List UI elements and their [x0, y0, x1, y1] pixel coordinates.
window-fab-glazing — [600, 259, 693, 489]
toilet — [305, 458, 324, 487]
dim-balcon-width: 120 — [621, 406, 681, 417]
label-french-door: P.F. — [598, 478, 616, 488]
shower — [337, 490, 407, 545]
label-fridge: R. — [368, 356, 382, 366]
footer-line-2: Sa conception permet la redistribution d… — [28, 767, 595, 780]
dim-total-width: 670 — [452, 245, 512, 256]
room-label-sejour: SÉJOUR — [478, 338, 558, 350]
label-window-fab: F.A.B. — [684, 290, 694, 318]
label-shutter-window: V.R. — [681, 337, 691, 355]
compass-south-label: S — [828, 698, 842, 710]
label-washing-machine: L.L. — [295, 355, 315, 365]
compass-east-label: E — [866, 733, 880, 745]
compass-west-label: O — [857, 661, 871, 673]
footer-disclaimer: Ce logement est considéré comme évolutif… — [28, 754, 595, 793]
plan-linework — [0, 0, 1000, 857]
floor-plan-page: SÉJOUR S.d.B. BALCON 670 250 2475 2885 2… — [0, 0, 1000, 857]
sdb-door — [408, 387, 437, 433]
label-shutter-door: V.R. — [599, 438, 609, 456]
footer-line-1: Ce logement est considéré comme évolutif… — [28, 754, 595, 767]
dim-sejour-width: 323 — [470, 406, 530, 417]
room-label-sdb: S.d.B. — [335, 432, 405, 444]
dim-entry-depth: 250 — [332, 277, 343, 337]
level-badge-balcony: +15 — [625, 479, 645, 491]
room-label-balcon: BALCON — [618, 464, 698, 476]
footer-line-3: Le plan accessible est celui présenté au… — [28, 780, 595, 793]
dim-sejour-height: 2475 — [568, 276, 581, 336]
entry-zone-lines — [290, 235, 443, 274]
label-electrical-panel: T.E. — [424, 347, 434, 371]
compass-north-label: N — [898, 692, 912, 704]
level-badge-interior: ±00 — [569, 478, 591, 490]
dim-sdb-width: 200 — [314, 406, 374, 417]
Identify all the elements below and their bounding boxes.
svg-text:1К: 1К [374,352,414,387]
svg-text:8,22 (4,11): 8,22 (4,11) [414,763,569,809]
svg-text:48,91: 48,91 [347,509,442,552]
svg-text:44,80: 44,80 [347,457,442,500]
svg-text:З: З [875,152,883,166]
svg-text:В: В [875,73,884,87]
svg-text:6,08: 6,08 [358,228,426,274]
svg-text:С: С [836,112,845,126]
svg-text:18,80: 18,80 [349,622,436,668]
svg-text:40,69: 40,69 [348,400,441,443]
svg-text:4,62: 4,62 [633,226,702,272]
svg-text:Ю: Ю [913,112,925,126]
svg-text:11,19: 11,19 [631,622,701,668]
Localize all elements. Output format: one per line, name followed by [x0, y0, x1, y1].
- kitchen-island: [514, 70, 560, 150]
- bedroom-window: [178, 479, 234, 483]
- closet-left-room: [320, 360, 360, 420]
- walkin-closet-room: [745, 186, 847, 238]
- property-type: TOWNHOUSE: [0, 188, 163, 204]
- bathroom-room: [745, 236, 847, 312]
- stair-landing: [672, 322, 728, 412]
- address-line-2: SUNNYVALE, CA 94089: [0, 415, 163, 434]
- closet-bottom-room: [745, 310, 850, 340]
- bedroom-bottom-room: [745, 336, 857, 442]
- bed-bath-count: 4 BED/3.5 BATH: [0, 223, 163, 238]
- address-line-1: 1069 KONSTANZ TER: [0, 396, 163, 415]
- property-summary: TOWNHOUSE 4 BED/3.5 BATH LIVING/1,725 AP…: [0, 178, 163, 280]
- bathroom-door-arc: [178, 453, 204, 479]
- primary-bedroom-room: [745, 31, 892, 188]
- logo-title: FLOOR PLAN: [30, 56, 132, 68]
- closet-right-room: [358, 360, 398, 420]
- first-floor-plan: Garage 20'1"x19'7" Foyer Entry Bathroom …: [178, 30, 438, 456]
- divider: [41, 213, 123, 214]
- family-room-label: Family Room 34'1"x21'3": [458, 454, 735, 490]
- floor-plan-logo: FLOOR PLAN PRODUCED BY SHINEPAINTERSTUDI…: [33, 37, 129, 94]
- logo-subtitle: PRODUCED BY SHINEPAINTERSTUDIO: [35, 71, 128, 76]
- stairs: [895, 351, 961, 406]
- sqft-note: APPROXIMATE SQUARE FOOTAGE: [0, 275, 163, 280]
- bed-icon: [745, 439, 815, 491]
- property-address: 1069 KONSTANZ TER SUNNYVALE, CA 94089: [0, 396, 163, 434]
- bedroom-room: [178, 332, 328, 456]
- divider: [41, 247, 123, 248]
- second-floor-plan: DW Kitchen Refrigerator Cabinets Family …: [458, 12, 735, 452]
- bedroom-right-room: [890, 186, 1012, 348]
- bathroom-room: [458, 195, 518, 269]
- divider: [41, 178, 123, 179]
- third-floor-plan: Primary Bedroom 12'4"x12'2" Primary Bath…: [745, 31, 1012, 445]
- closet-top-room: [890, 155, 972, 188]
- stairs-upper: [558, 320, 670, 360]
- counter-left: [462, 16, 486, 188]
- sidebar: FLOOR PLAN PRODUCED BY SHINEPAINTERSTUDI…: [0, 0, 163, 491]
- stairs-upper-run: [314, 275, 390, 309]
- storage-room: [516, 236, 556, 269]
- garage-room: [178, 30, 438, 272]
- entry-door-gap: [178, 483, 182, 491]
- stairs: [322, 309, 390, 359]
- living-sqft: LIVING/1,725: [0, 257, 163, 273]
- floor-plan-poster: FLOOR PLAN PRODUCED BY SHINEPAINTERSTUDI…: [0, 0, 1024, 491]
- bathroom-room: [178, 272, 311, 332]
________
Print every one of the entries above again, word for word and in the same order.

=== Output ===
List UI elements and their [x0, y0, x1, y1] pixel coordinates.
window-fab-glazing — [600, 259, 693, 489]
toilet — [305, 458, 324, 487]
dim-balcon-width: 120 — [621, 406, 681, 417]
label-french-door: P.F. — [598, 478, 616, 488]
shower — [337, 490, 407, 545]
label-fridge: R. — [368, 356, 382, 366]
footer-line-2: Sa conception permet la redistribution d… — [28, 767, 595, 780]
dim-total-width: 670 — [452, 245, 512, 256]
room-label-sejour: SÉJOUR — [478, 338, 558, 350]
label-window-fab: F.A.B. — [684, 290, 694, 318]
label-shutter-window: V.R. — [681, 337, 691, 355]
compass-south-label: S — [828, 698, 842, 710]
label-washing-machine: L.L. — [295, 355, 315, 365]
compass-east-label: E — [866, 733, 880, 745]
compass-west-label: O — [857, 661, 871, 673]
footer-disclaimer: Ce logement est considéré comme évolutif… — [28, 754, 595, 793]
plan-linework — [0, 0, 1000, 857]
floor-plan-page: SÉJOUR S.d.B. BALCON 670 250 2475 2885 2… — [0, 0, 1000, 857]
sdb-door — [408, 387, 437, 433]
label-shutter-door: V.R. — [599, 438, 609, 456]
footer-line-1: Ce logement est considéré comme évolutif… — [28, 754, 595, 767]
dim-sejour-width: 323 — [470, 406, 530, 417]
room-label-sdb: S.d.B. — [335, 432, 405, 444]
dim-entry-depth: 250 — [332, 277, 343, 337]
level-badge-balcony: +15 — [625, 479, 645, 491]
room-label-balcon: BALCON — [618, 464, 698, 476]
footer-line-3: Le plan accessible est celui présenté au… — [28, 780, 595, 793]
dim-sejour-height: 2475 — [568, 276, 581, 336]
entry-zone-lines — [290, 235, 443, 274]
label-electrical-panel: T.E. — [424, 347, 434, 371]
compass-north-label: N — [898, 692, 912, 704]
level-badge-interior: ±00 — [569, 478, 591, 490]
dim-sdb-width: 200 — [314, 406, 374, 417]
Identify all the elements below and their bounding boxes.
svg-text:1К: 1К [374,352,414,387]
svg-text:8,22 (4,11): 8,22 (4,11) [414,763,569,809]
svg-text:48,91: 48,91 [347,509,442,552]
svg-text:44,80: 44,80 [347,457,442,500]
svg-text:З: З [875,152,883,166]
svg-text:В: В [875,73,884,87]
svg-text:6,08: 6,08 [358,228,426,274]
svg-text:С: С [836,112,845,126]
svg-text:18,80: 18,80 [349,622,436,668]
svg-text:40,69: 40,69 [348,400,441,443]
svg-text:4,62: 4,62 [633,226,702,272]
svg-text:Ю: Ю [913,112,925,126]
svg-text:11,19: 11,19 [631,622,701,668]
Localize all elements. Output format: one per line, name followed by [x0, y0, x1, y1].
- kitchen-island: [514, 70, 560, 150]
- bedroom-window: [178, 479, 234, 483]
- closet-left-room: [320, 360, 360, 420]
- walkin-closet-room: [745, 186, 847, 238]
- property-type: TOWNHOUSE: [0, 188, 163, 204]
- bathroom-room: [745, 236, 847, 312]
- stair-landing: [672, 322, 728, 412]
- address-line-2: SUNNYVALE, CA 94089: [0, 415, 163, 434]
- closet-bottom-room: [745, 310, 850, 340]
- bedroom-bottom-room: [745, 336, 857, 442]
- bed-bath-count: 4 BED/3.5 BATH: [0, 223, 163, 238]
- address-line-1: 1069 KONSTANZ TER: [0, 396, 163, 415]
- property-summary: TOWNHOUSE 4 BED/3.5 BATH LIVING/1,725 AP…: [0, 178, 163, 280]
- bathroom-door-arc: [178, 453, 204, 479]
- primary-bedroom-room: [745, 31, 892, 188]
- logo-title: FLOOR PLAN: [30, 56, 132, 68]
- closet-right-room: [358, 360, 398, 420]
- first-floor-plan: Garage 20'1"x19'7" Foyer Entry Bathroom …: [178, 30, 438, 456]
- divider: [41, 213, 123, 214]
- family-room-label: Family Room 34'1"x21'3": [458, 454, 735, 490]
- floor-plan-logo: FLOOR PLAN PRODUCED BY SHINEPAINTERSTUDI…: [33, 37, 129, 94]
- logo-subtitle: PRODUCED BY SHINEPAINTERSTUDIO: [35, 71, 128, 76]
- stairs: [895, 351, 961, 406]
- sqft-note: APPROXIMATE SQUARE FOOTAGE: [0, 275, 163, 280]
- bed-icon: [745, 439, 815, 491]
- property-address: 1069 KONSTANZ TER SUNNYVALE, CA 94089: [0, 396, 163, 434]
- bedroom-room: [178, 332, 328, 456]
- divider: [41, 247, 123, 248]
- second-floor-plan: DW Kitchen Refrigerator Cabinets Family …: [458, 12, 735, 452]
- bedroom-right-room: [890, 186, 1012, 348]
- bathroom-room: [458, 195, 518, 269]
- divider: [41, 178, 123, 179]
- third-floor-plan: Primary Bedroom 12'4"x12'2" Primary Bath…: [745, 31, 1012, 445]
- closet-top-room: [890, 155, 972, 188]
- stairs-upper: [558, 320, 670, 360]
- counter-left: [462, 16, 486, 188]
- sidebar: FLOOR PLAN PRODUCED BY SHINEPAINTERSTUDI…: [0, 0, 163, 491]
- stairs-upper-run: [314, 275, 390, 309]
- storage-room: [516, 236, 556, 269]
- garage-room: [178, 30, 438, 272]
- entry-door-gap: [178, 483, 182, 491]
- stairs: [322, 309, 390, 359]
- living-sqft: LIVING/1,725: [0, 257, 163, 273]
- floor-plan-poster: FLOOR PLAN PRODUCED BY SHINEPAINTERSTUDI…: [0, 0, 1024, 491]
- bathroom-room: [178, 272, 311, 332]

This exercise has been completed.